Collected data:

>> Start

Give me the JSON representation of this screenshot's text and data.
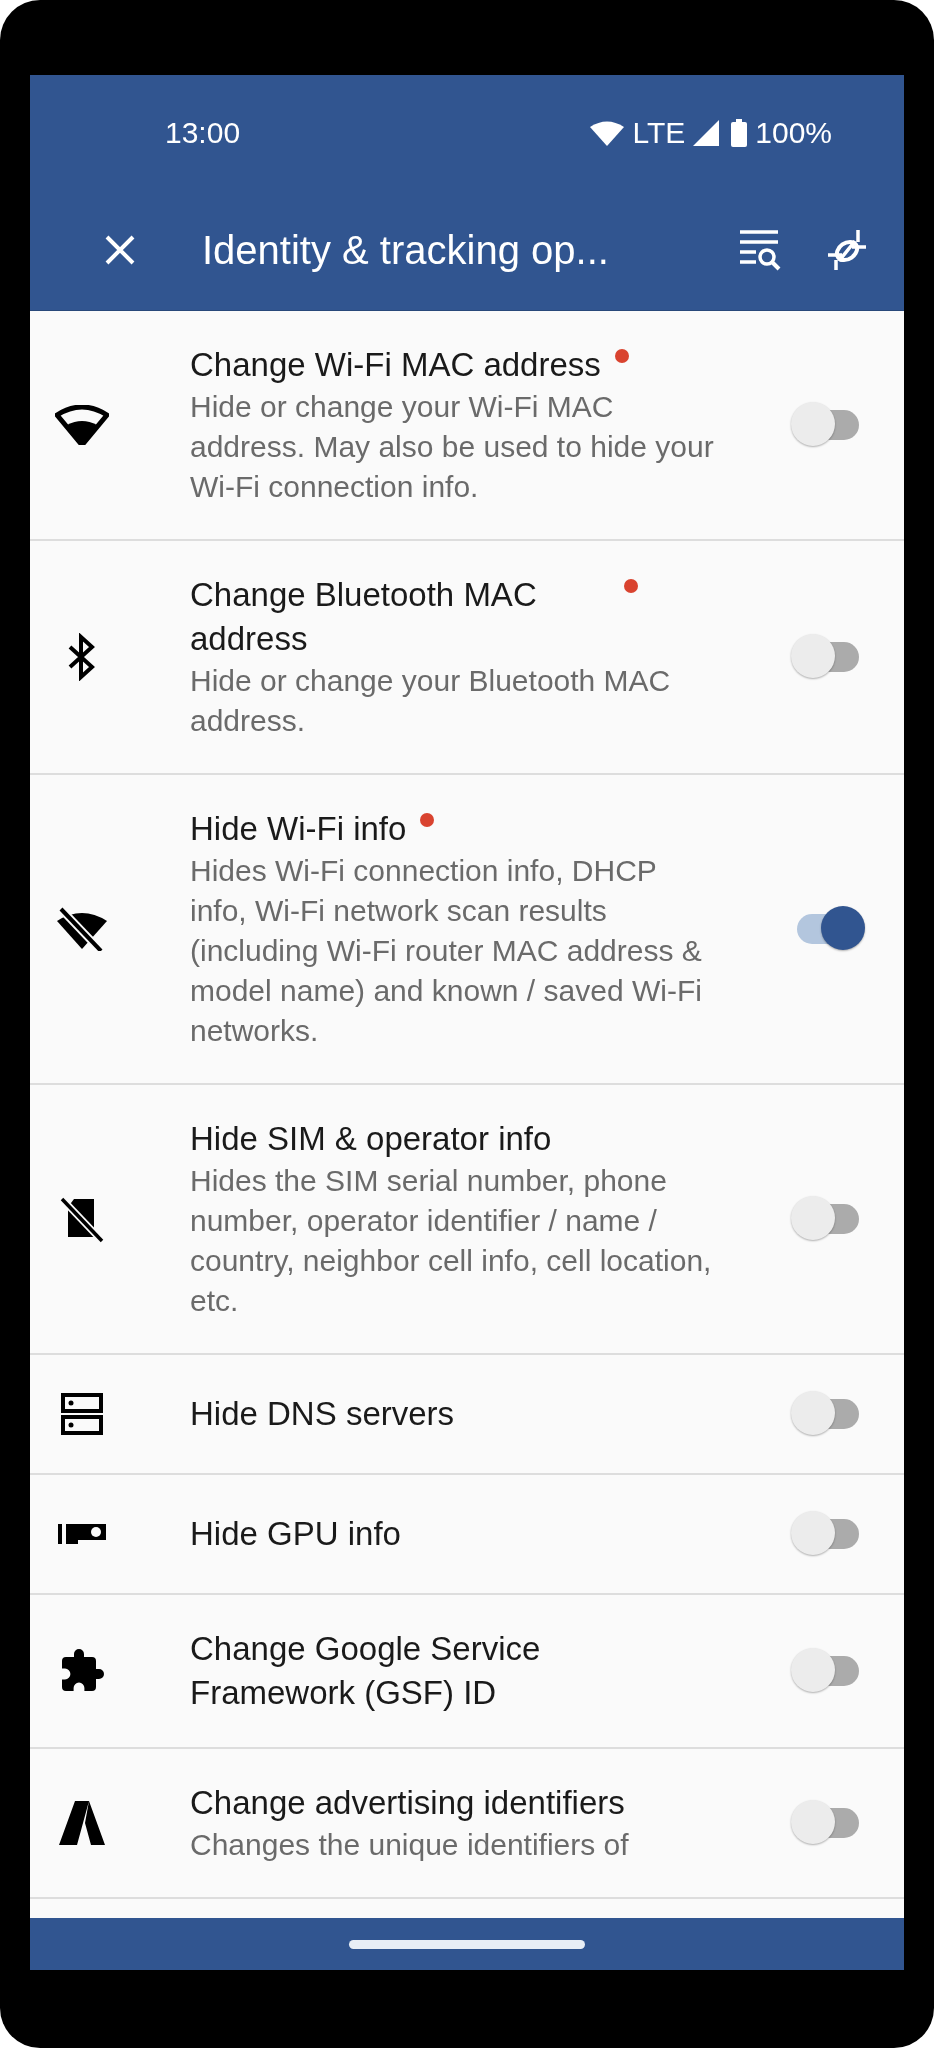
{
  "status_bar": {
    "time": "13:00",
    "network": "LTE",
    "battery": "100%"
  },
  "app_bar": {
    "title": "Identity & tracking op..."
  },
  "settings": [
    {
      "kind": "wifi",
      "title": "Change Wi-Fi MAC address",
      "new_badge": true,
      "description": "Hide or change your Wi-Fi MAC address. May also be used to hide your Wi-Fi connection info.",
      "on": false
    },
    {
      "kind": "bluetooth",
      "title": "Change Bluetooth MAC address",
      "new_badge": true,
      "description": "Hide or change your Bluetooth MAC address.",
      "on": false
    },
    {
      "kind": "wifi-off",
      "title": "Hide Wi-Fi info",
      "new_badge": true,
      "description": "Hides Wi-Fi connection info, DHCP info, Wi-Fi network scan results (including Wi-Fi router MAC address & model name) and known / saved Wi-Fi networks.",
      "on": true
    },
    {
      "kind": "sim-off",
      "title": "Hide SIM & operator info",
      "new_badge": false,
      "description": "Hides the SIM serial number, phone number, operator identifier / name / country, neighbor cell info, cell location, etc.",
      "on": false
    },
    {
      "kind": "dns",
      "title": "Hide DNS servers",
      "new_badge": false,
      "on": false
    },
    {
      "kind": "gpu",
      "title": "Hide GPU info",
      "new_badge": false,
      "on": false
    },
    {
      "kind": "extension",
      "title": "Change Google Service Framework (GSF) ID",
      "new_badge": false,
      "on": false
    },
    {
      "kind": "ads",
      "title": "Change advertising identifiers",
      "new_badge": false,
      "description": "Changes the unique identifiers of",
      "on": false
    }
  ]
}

>> End

Above are records to transcribe exactly; leave their pictures out.

**Exercise result:**
Give me the JSON representation of this screenshot's text and data.
{
  "status_bar": {
    "time": "13:00",
    "network": "LTE",
    "battery": "100%"
  },
  "app_bar": {
    "title": "Identity & tracking op..."
  },
  "settings": [
    {
      "kind": "wifi",
      "title": "Change Wi-Fi MAC address",
      "new_badge": true,
      "description": "Hide or change your Wi-Fi MAC address. May also be used to hide your Wi-Fi connection info.",
      "on": false
    },
    {
      "kind": "bluetooth",
      "title": "Change Bluetooth MAC address",
      "new_badge": true,
      "description": "Hide or change your Bluetooth MAC address.",
      "on": false
    },
    {
      "kind": "wifi-off",
      "title": "Hide Wi-Fi info",
      "new_badge": true,
      "description": "Hides Wi-Fi connection info, DHCP info, Wi-Fi network scan results (including Wi-Fi router MAC address & model name) and known / saved Wi-Fi networks.",
      "on": true
    },
    {
      "kind": "sim-off",
      "title": "Hide SIM & operator info",
      "new_badge": false,
      "description": "Hides the SIM serial number, phone number, operator identifier / name / country, neighbor cell info, cell location, etc.",
      "on": false
    },
    {
      "kind": "dns",
      "title": "Hide DNS servers",
      "new_badge": false,
      "on": false
    },
    {
      "kind": "gpu",
      "title": "Hide GPU info",
      "new_badge": false,
      "on": false
    },
    {
      "kind": "extension",
      "title": "Change Google Service Framework (GSF) ID",
      "new_badge": false,
      "on": false
    },
    {
      "kind": "ads",
      "title": "Change advertising identifiers",
      "new_badge": false,
      "description": "Changes the unique identifiers of",
      "on": false
    }
  ]
}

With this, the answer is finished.